═════ Data in this exercise ═════
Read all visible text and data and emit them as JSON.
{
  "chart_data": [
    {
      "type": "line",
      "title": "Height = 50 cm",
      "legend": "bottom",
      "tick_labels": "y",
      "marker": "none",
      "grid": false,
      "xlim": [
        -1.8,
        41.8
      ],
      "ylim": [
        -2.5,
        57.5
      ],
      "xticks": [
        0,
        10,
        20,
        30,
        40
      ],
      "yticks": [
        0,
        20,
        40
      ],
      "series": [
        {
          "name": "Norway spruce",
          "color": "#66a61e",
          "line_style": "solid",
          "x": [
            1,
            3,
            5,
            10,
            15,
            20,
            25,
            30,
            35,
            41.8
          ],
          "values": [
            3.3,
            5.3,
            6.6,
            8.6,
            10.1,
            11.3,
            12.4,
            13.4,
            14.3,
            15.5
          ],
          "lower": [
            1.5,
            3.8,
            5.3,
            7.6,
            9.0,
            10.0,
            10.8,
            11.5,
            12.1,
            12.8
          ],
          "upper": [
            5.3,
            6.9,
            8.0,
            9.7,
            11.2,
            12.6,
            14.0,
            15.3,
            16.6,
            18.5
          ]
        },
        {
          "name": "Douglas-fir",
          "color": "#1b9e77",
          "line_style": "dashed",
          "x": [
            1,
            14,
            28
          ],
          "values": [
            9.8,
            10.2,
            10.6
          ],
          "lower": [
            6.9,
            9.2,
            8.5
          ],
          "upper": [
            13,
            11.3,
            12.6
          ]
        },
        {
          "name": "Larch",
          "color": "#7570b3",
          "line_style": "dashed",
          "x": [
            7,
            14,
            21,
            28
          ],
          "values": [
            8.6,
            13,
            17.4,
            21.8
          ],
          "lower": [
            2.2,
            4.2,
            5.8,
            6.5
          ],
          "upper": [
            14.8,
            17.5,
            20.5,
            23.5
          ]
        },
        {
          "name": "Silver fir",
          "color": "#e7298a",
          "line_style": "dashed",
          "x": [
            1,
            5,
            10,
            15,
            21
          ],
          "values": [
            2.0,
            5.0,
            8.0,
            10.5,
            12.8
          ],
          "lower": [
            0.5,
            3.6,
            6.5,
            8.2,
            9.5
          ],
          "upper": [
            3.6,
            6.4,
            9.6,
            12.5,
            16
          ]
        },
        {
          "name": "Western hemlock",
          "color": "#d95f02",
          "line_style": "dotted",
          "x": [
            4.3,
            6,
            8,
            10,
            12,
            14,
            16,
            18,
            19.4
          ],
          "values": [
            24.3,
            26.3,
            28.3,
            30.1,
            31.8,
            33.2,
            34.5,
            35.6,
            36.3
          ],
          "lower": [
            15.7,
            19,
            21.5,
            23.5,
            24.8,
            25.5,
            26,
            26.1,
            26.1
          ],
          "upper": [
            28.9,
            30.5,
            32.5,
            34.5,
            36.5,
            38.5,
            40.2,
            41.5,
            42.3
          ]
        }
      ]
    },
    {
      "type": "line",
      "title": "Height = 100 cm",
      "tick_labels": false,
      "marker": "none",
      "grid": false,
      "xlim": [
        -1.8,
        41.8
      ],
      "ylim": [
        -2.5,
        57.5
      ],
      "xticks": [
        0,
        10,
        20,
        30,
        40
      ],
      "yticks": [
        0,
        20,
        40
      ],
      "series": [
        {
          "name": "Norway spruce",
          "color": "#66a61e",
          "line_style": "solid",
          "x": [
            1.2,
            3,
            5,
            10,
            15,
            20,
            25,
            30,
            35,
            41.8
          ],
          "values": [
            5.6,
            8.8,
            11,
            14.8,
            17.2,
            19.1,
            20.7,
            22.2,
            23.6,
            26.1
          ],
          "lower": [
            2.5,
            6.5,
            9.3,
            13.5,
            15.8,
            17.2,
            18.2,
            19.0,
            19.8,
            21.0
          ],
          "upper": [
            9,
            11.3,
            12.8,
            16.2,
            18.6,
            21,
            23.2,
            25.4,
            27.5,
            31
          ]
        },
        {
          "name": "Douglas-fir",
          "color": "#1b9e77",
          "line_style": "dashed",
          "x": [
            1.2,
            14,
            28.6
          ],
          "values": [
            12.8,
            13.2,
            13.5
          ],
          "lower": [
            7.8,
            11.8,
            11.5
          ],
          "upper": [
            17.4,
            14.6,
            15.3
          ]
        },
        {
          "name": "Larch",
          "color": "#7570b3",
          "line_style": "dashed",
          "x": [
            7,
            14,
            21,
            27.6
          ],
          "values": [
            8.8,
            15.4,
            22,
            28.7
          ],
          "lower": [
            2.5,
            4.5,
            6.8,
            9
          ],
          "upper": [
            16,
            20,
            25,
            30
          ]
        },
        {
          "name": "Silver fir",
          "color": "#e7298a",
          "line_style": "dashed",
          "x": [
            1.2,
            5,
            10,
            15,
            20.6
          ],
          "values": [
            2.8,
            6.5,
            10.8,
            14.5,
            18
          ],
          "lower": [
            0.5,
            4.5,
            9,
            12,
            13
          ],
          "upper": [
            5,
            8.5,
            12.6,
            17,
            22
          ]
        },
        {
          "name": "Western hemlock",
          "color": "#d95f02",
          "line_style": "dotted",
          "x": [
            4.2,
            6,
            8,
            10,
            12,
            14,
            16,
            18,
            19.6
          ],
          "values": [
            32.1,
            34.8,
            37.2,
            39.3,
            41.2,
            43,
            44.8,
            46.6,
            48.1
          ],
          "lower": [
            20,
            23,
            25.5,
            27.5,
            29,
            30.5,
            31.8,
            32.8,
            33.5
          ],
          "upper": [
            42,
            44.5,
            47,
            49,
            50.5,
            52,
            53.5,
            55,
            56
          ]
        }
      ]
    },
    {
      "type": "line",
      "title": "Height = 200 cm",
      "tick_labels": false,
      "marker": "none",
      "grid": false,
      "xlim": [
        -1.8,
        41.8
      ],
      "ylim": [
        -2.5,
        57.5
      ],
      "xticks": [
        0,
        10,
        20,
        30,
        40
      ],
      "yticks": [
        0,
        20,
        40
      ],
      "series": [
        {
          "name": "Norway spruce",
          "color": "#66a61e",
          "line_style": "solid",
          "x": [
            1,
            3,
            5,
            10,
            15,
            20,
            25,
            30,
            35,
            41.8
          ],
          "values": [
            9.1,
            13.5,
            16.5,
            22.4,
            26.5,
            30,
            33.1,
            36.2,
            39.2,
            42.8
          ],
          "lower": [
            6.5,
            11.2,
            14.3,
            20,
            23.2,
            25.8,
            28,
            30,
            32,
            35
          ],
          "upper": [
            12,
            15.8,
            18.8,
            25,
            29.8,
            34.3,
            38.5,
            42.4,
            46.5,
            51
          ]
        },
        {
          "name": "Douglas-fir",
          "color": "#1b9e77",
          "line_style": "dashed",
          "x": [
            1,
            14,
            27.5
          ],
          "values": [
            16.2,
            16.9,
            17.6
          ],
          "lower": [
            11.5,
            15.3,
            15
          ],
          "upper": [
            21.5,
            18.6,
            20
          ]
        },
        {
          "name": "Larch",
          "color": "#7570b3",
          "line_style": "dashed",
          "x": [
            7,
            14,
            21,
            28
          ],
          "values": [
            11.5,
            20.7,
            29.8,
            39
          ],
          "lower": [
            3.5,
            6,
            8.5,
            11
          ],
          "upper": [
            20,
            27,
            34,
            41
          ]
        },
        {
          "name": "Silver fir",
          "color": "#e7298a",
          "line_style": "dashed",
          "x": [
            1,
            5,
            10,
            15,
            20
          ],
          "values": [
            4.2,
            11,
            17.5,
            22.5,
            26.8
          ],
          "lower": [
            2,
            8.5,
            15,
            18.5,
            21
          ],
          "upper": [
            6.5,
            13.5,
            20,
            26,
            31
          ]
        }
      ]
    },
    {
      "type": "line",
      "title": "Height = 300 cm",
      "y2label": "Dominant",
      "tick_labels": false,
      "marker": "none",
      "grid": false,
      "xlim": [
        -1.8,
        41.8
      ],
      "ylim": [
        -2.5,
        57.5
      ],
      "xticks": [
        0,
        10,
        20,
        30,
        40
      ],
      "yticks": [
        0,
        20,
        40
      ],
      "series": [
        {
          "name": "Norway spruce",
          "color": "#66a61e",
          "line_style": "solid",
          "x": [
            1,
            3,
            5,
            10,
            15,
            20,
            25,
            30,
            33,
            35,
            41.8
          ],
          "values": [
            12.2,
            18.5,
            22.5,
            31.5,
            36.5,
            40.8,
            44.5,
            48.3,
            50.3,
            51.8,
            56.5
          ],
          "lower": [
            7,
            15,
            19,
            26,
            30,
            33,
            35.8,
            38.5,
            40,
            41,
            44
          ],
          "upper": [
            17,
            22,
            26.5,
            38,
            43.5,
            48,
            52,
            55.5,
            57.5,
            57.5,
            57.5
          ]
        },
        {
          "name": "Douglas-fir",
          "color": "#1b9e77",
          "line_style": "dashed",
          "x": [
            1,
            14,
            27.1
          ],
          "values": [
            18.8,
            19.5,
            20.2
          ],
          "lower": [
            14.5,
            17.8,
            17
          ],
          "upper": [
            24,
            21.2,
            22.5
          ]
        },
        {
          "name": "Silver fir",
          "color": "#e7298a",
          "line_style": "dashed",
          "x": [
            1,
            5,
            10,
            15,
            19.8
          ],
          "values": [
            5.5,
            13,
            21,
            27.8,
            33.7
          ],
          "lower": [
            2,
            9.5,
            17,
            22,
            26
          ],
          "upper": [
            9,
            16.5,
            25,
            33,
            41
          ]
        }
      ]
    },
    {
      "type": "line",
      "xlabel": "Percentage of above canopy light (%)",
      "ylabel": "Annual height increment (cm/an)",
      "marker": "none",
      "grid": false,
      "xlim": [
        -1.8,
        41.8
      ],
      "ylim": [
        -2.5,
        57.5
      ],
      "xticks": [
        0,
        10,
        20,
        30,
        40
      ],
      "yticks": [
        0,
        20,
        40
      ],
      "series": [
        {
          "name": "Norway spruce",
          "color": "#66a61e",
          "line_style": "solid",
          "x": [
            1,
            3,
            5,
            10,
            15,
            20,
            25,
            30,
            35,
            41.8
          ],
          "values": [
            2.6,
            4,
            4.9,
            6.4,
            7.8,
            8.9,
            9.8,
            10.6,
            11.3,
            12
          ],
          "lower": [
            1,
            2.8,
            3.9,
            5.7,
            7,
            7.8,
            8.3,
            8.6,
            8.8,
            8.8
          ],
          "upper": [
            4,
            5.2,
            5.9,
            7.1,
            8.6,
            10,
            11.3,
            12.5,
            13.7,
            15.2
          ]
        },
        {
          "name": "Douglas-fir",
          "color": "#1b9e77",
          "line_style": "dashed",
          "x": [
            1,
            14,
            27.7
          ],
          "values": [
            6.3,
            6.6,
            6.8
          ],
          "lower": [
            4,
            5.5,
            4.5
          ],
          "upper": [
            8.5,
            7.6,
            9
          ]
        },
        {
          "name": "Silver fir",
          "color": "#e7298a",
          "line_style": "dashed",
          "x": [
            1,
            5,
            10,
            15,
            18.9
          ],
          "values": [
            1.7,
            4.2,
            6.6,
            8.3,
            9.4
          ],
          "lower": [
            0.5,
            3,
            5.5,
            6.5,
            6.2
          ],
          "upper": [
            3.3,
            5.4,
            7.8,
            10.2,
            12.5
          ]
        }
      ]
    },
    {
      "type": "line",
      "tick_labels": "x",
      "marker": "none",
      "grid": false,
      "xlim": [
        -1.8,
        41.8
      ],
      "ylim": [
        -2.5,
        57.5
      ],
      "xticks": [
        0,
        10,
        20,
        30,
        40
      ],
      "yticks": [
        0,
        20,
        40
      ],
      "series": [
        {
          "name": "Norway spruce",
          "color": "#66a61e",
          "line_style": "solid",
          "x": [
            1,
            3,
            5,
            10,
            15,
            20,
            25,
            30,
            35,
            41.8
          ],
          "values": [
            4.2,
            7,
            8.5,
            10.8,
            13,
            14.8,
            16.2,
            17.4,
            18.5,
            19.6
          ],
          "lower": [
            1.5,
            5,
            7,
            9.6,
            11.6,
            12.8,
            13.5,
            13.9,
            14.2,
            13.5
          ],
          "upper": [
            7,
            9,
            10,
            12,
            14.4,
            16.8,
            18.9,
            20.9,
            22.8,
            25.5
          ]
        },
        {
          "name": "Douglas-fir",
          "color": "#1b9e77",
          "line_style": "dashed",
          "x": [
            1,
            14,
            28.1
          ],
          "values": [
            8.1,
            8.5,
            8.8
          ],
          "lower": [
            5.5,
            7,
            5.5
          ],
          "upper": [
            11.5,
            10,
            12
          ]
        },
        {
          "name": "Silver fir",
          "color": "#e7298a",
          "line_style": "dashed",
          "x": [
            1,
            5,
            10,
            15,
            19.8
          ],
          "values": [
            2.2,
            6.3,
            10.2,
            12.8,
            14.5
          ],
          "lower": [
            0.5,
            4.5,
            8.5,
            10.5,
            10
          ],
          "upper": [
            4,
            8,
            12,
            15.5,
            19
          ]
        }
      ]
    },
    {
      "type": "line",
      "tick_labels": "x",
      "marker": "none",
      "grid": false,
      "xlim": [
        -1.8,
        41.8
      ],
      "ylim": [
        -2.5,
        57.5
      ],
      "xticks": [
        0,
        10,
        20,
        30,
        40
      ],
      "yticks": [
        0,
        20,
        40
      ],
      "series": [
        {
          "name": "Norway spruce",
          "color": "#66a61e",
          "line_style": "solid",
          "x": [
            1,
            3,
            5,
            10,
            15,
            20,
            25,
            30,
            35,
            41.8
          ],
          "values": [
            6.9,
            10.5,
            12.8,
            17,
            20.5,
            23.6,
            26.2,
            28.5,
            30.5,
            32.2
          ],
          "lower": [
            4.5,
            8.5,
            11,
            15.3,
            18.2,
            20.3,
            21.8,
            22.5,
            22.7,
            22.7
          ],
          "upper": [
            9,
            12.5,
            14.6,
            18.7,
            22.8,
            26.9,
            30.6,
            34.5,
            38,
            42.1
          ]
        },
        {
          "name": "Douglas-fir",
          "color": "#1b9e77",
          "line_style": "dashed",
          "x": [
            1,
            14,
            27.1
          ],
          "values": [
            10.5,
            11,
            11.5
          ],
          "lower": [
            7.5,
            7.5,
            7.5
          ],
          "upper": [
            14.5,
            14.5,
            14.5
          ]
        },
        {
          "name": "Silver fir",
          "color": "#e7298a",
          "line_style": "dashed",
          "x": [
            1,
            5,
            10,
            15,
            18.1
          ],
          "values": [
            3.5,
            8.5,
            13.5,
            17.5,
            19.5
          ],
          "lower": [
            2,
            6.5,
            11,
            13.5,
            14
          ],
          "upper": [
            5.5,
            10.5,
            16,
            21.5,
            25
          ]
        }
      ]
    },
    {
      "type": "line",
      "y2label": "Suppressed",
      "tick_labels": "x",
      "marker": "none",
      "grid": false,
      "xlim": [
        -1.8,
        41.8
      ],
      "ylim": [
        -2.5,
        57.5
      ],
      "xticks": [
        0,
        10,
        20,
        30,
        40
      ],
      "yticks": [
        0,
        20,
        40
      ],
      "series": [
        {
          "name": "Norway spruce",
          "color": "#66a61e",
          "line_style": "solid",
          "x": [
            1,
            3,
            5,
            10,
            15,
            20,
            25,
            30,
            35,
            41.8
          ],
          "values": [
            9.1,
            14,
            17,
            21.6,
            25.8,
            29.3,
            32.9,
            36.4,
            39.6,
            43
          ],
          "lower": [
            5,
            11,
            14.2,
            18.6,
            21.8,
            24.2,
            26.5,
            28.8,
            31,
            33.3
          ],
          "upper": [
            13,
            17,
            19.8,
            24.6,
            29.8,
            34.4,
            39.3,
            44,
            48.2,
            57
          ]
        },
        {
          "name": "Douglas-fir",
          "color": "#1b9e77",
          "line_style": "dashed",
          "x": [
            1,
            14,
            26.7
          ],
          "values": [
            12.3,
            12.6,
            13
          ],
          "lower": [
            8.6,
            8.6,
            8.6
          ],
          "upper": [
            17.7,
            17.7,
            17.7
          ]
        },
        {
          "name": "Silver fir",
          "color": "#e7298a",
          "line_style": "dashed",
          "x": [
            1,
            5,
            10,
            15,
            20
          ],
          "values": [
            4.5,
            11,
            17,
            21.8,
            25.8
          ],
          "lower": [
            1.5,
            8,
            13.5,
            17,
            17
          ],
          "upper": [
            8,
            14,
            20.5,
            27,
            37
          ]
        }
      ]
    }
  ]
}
═════
:: Aim ::
Looking at the entries above, say how many lines contain the word "title". Only the number is wanted.

:: Exercise output ::
4